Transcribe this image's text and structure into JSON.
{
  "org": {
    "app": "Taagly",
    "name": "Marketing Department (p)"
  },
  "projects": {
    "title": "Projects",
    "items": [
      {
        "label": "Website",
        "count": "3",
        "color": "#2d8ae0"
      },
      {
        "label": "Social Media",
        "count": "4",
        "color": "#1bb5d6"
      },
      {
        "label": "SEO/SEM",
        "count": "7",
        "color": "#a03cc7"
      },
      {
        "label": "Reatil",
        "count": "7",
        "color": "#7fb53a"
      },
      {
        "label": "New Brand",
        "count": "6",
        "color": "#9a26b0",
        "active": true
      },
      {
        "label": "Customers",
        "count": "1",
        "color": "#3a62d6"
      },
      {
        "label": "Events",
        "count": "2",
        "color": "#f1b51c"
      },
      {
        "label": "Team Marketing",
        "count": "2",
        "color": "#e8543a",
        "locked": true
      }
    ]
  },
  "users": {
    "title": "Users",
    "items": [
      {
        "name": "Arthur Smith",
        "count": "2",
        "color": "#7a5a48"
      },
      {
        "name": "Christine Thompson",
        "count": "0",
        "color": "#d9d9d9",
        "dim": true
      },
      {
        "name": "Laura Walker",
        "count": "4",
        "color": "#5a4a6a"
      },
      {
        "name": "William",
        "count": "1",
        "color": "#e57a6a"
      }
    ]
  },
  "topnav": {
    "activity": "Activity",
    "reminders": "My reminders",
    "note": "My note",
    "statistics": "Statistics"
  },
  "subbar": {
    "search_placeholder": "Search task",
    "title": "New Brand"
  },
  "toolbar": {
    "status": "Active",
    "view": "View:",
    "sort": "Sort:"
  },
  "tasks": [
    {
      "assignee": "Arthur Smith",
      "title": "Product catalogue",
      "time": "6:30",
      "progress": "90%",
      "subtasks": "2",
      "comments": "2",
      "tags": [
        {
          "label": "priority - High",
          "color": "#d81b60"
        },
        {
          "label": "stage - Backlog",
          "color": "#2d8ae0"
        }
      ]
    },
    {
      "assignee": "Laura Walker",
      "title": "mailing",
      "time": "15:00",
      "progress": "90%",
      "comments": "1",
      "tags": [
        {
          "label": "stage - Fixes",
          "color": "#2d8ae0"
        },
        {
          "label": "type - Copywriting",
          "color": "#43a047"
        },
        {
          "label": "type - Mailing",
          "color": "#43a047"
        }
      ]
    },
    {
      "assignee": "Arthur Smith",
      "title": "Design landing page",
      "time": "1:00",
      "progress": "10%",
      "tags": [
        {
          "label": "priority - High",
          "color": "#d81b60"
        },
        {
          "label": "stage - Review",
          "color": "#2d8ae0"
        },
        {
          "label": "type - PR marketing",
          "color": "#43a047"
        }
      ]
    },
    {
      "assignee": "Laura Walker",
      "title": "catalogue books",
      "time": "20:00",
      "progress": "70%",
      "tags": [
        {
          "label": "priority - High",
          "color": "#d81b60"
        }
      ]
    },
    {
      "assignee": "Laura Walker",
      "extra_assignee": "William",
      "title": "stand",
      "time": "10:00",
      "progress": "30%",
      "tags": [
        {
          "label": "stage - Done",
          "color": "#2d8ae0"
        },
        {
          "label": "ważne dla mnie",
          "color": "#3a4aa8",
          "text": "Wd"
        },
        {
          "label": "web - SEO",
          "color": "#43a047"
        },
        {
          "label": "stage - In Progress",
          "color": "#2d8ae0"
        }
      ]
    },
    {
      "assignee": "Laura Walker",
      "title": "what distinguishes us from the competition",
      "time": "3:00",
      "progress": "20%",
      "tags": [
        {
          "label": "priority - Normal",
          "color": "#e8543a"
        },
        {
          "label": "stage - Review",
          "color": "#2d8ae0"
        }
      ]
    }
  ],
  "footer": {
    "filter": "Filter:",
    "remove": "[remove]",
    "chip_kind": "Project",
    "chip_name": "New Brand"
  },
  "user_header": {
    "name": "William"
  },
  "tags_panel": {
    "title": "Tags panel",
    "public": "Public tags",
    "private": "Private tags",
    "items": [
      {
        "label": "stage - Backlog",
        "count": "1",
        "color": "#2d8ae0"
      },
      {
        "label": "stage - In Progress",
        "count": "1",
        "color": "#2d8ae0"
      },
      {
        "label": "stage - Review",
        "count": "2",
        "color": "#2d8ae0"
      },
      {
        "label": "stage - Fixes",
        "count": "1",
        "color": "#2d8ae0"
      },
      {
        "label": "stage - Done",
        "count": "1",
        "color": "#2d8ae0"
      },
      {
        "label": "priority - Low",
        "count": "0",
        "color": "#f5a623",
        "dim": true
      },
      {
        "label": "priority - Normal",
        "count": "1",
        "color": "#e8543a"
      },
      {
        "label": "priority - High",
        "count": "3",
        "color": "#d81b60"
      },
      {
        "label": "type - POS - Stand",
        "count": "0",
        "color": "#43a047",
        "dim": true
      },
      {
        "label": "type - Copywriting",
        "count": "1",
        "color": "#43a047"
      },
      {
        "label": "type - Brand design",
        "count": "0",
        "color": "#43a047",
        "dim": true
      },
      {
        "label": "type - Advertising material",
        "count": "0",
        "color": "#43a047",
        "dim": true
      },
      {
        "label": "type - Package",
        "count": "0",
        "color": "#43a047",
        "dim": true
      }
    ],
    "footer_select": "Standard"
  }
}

JOB:
Scan the listing above and identify each line holding the string "time"; copy every such line.

RESPONSE TO THE EXERCISE:
      "time": "6:30",
      "time": "15:00",
      "time": "1:00",
      "time": "20:00",
      "time": "10:00",
      "time": "3:00",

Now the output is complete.